Please list every detail of an individual prediction that, according to the SME review passage below, the second portion of the interface may show.

**PROVIDED PASSAGE**
-- -- --

FIG. 7 is a flow diagram 700 of details of soliciting SME review of predictions for missing/erroneous property values, that may be performed as part of step 295 of FIG. 2. At step 710, the imputation and correction module 160 working together with the user interface module 130 displays selected predictions in a user interface. FIG. 8 is an example user interface 800 that may display selected predictions for missing/erroneous property values. In this example, the user interface shows selected predictions for values of components of an electrical network. However, it should be understood that the example user interface may be readily adapted for other types of infrastructure. A first portion 810 of the interface may show a map or diagram of the infrastructure (e.g., electrical network). Components with missing/erroneous property values that have been tentatively replaced by predictions may be indicated by icons (which may be grouped depending upon a zoom level). A second portion 820 of the interface may show details of individual predictions, including an original value, a predicted value, and a confidence for each component property that has been selected for SME review.

-- -- --

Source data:

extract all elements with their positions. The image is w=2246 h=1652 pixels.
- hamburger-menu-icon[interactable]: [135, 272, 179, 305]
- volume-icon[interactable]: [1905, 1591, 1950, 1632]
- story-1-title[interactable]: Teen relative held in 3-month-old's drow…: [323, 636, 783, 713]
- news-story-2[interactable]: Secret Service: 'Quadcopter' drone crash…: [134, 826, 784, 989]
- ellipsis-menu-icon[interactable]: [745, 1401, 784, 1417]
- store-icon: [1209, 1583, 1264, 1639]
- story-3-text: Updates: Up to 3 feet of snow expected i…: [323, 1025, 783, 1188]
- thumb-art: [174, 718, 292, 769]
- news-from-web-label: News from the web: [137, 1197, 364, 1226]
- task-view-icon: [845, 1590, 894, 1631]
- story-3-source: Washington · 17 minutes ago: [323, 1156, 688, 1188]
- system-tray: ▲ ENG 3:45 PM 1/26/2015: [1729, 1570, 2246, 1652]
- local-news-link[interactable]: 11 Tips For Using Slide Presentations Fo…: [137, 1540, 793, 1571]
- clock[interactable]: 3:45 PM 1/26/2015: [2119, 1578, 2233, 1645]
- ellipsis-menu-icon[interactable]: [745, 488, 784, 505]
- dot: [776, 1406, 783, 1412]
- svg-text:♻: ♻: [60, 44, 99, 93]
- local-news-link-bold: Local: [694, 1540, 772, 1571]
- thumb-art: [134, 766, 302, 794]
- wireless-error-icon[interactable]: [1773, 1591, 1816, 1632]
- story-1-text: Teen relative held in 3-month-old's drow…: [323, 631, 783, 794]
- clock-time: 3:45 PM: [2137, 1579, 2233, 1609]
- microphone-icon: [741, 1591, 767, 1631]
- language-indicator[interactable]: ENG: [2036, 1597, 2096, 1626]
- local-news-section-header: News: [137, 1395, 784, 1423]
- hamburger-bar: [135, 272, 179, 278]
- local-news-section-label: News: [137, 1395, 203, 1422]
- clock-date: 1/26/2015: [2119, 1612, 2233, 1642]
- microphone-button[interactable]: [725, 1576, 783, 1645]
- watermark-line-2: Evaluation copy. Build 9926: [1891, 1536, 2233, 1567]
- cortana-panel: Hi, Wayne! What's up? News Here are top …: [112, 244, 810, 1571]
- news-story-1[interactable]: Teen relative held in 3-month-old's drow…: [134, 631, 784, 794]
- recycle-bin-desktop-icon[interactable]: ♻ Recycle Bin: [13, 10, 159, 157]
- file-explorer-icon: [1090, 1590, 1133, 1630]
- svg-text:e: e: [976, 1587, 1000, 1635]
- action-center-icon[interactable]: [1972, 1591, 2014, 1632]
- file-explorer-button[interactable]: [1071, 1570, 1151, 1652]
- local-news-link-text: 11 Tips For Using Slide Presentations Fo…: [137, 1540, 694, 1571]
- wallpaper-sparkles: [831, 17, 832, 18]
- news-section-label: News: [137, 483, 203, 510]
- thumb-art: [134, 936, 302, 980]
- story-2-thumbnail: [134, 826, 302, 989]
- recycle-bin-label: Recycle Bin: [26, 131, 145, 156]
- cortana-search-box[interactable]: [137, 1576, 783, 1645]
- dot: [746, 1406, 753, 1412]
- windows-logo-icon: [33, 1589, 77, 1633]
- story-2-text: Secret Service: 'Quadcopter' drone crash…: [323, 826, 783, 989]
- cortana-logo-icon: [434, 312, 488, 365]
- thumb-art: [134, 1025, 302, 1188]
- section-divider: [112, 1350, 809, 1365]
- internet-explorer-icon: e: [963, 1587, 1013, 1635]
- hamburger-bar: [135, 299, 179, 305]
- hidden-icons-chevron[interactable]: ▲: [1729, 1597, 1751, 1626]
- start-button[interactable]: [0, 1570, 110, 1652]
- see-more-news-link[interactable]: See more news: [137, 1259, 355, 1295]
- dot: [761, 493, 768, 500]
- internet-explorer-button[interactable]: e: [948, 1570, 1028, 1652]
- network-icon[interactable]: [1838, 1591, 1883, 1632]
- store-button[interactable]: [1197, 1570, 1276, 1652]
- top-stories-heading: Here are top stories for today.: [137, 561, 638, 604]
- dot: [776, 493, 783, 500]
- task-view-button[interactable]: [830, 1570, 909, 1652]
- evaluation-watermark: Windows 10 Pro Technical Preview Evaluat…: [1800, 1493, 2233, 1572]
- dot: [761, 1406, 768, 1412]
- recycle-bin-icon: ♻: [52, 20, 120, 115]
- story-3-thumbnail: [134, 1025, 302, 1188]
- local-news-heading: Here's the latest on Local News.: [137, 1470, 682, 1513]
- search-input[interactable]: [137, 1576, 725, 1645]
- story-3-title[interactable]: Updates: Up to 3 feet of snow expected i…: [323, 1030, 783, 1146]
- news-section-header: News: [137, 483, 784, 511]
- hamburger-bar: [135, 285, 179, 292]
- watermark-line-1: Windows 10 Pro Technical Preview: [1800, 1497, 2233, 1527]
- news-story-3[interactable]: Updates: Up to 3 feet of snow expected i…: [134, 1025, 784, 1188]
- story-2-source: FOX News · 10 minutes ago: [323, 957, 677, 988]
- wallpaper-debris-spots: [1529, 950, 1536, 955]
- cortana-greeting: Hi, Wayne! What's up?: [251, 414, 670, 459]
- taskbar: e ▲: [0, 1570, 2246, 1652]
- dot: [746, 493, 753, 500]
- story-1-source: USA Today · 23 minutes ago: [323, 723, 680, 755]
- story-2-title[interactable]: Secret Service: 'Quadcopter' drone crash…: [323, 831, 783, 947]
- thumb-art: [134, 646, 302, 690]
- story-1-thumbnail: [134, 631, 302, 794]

-- -- --

**TASK OUTPUT**
- An original value
- A predicted value
- A confidence